- **What is expected**
Can the data below be set down again exactly, line for line?

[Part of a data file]
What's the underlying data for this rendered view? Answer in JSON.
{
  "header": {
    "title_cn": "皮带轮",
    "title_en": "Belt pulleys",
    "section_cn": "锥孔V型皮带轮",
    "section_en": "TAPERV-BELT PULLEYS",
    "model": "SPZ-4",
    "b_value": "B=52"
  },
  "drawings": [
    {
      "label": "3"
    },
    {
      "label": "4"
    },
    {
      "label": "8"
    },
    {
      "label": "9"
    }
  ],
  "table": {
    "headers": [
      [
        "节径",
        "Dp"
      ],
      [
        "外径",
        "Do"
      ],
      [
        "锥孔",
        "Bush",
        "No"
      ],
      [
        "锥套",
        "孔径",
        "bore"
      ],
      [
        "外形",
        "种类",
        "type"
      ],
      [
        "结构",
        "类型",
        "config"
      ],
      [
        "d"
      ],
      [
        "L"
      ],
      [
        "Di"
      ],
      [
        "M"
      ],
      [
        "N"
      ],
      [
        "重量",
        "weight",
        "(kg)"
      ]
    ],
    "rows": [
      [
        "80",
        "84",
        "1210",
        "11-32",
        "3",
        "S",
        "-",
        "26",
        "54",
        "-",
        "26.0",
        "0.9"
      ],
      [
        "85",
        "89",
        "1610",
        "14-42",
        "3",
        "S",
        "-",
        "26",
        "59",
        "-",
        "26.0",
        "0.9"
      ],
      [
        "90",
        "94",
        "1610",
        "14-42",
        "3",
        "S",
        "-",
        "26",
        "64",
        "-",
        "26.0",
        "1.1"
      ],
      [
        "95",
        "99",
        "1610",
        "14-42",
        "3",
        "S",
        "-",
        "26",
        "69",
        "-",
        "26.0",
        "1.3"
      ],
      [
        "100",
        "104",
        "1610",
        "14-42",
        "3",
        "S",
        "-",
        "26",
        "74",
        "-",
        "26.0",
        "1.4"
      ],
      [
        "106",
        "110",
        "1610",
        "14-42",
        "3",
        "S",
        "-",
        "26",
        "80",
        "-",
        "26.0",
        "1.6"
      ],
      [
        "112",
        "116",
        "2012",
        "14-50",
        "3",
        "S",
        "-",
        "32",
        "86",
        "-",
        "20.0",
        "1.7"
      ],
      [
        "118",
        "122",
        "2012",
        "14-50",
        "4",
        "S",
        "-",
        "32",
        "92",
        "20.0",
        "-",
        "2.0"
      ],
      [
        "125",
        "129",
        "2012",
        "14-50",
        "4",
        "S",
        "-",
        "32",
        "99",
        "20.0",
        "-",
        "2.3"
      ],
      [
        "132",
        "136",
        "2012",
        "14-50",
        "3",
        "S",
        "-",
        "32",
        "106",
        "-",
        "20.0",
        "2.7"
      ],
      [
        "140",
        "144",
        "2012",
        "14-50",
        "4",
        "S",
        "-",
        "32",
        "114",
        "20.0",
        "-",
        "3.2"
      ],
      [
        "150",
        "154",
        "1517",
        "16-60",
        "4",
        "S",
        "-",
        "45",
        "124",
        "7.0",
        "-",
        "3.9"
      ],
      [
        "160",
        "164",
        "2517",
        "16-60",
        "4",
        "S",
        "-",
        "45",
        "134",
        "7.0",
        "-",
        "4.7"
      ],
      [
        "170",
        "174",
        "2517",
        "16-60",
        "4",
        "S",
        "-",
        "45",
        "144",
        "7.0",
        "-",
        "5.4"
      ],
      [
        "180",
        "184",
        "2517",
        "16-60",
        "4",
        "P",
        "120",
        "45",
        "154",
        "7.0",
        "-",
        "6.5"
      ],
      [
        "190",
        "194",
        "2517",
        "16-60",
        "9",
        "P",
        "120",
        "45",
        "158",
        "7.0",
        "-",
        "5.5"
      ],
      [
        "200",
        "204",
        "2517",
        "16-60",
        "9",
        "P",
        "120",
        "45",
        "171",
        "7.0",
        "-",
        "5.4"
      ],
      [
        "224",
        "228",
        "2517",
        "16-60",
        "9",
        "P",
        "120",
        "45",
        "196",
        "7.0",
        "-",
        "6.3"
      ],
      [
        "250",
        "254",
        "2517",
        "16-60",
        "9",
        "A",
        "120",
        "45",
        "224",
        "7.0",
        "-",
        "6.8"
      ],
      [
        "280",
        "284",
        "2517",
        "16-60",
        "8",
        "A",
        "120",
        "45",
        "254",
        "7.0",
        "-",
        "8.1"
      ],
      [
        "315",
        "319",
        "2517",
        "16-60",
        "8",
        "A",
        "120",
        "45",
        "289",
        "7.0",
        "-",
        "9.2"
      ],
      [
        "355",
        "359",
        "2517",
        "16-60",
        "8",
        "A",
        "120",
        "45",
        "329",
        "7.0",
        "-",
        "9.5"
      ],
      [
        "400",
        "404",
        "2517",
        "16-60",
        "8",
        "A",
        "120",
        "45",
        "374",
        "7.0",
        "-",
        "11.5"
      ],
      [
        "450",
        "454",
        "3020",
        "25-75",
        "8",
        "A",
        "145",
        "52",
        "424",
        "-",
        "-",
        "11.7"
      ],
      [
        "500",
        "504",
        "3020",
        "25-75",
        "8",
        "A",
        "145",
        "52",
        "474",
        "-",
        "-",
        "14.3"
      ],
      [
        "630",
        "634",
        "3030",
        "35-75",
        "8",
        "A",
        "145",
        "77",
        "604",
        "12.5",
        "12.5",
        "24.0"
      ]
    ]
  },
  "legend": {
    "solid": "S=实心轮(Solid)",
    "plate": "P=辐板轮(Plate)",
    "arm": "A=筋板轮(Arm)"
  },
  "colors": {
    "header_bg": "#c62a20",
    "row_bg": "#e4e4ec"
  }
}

- **Completed exercise**
What's the underlying data for this rendered view? Answer in JSON.
{
  "header": {
    "title_cn": "皮带轮",
    "title_en": "Belt pulleys",
    "section_cn": "锥孔V型皮带轮",
    "section_en": "TAPERV-BELT PULLEYS",
    "model": "SPZ-4",
    "b_value": "B=52"
  },
  "drawings": [
    {
      "label": "3"
    },
    {
      "label": "4"
    },
    {
      "label": "8"
    },
    {
      "label": "9"
    }
  ],
  "table": {
    "headers": [
      [
        "节径",
        "Dp"
      ],
      [
        "外径",
        "Do"
      ],
      [
        "锥孔",
        "Bush",
        "No"
      ],
      [
        "锥套",
        "孔径",
        "bore"
      ],
      [
        "外形",
        "种类",
        "type"
      ],
      [
        "结构",
        "类型",
        "config"
      ],
      [
        "d"
      ],
      [
        "L"
      ],
      [
        "Di"
      ],
      [
        "M"
      ],
      [
        "N"
      ],
      [
        "重量",
        "weight",
        "(kg)"
      ]
    ],
    "rows": [
      [
        "80",
        "84",
        "1210",
        "11-32",
        "3",
        "S",
        "-",
        "26",
        "54",
        "-",
        "26.0",
        "0.9"
      ],
      [
        "85",
        "89",
        "1610",
        "14-42",
        "3",
        "S",
        "-",
        "26",
        "59",
        "-",
        "26.0",
        "0.9"
      ],
      [
        "90",
        "94",
        "1610",
        "14-42",
        "3",
        "S",
        "-",
        "26",
        "64",
        "-",
        "26.0",
        "1.1"
      ],
      [
        "95",
        "99",
        "1610",
        "14-42",
        "3",
        "S",
        "-",
        "26",
        "69",
        "-",
        "26.0",
        "1.3"
      ],
      [
        "100",
        "104",
        "1610",
        "14-42",
        "3",
        "S",
        "-",
        "26",
        "74",
        "-",
        "26.0",
        "1.4"
      ],
      [
        "106",
        "110",
        "1610",
        "14-42",
        "3",
        "S",
        "-",
        "26",
        "80",
        "-",
        "26.0",
        "1.6"
      ],
      [
        "112",
        "116",
        "2012",
        "14-50",
        "3",
        "S",
        "-",
        "32",
        "86",
        "-",
        "20.0",
        "1.7"
      ],
      [
        "118",
        "122",
        "2012",
        "14-50",
        "4",
        "S",
        "-",
        "32",
        "92",
        "20.0",
        "-",
        "2.0"
      ],
      [
        "125",
        "129",
        "2012",
        "14-50",
        "4",
        "S",
        "-",
        "32",
        "99",
        "20.0",
        "-",
        "2.3"
      ],
      [
        "132",
        "136",
        "2012",
        "14-50",
        "3",
        "S",
        "-",
        "32",
        "106",
        "-",
        "20.0",
        "2.7"
      ],
      [
        "140",
        "144",
        "2012",
        "14-50",
        "4",
        "S",
        "-",
        "32",
        "114",
        "20.0",
        "-",
        "3.2"
      ],
      [
        "150",
        "154",
        "1517",
        "16-60",
        "4",
        "S",
        "-",
        "45",
        "124",
        "7.0",
        "-",
        "3.9"
      ],
      [
        "160",
        "164",
        "2517",
        "16-60",
        "4",
        "S",
        "-",
        "45",
        "134",
        "7.0",
        "-",
        "4.7"
      ],
      [
        "170",
        "174",
        "2517",
        "16-60",
        "4",
        "S",
        "-",
        "45",
        "144",
        "7.0",
        "-",
        "5.4"
      ],
      [
        "180",
        "184",
        "2517",
        "16-60",
        "4",
        "P",
        "120",
        "45",
        "154",
        "7.0",
        "-",
        "6.5"
      ],
      [
        "190",
        "194",
        "2517",
        "16-60",
        "9",
        "P",
        "120",
        "45",
        "158",
        "7.0",
        "-",
        "5.5"
      ],
      [
        "200",
        "204",
        "2517",
        "16-60",
        "9",
        "P",
        "120",
        "45",
        "171",
        "7.0",
        "-",
        "5.4"
      ],
      [
        "224",
        "228",
        "2517",
        "16-60",
        "9",
        "P",
        "120",
        "45",
        "196",
        "7.0",
        "-",
        "6.3"
      ],
      [
        "250",
        "254",
        "2517",
        "16-60",
        "9",
        "A",
        "120",
        "45",
        "224",
        "7.0",
        "-",
        "6.8"
      ],
      [
        "280",
        "284",
        "2517",
        "16-60",
        "8",
        "A",
        "120",
        "45",
        "254",
        "7.0",
        "-",
        "8.1"
      ],
      [
        "315",
        "319",
        "2517",
        "16-60",
        "8",
        "A",
        "120",
        "45",
        "289",
        "7.0",
        "-",
        "9.2"
      ],
      [
        "355",
        "359",
        "2517",
        "16-60",
        "8",
        "A",
        "120",
        "45",
        "329",
        "7.0",
        "-",
        "9.5"
      ],
      [
        "400",
        "404",
        "2517",
        "16-60",
        "8",
        "A",
        "120",
        "45",
        "374",
        "7.0",
        "-",
        "11.5"
      ],
      [
        "450",
        "454",
        "3020",
        "25-75",
        "8",
        "A",
        "145",
        "52",
        "424",
        "-",
        "-",
        "11.7"
      ],
      [
        "500",
        "504",
        "3020",
        "25-75",
        "8",
        "A",
        "145",
        "52",
        "474",
        "-",
        "-",
        "14.3"
      ],
      [
        "630",
        "634",
        "3030",
        "35-75",
        "8",
        "A",
        "145",
        "77",
        "604",
        "12.5",
        "12.5",
        "24.0"
      ]
    ]
  },
  "legend": {
    "solid": "S=实心轮(Solid)",
    "plate": "P=辐板轮(Plate)",
    "arm": "A=筋板轮(Arm)"
  },
  "colors": {
    "header_bg": "#c62a20",
    "row_bg": "#e4e4ec"
  }
}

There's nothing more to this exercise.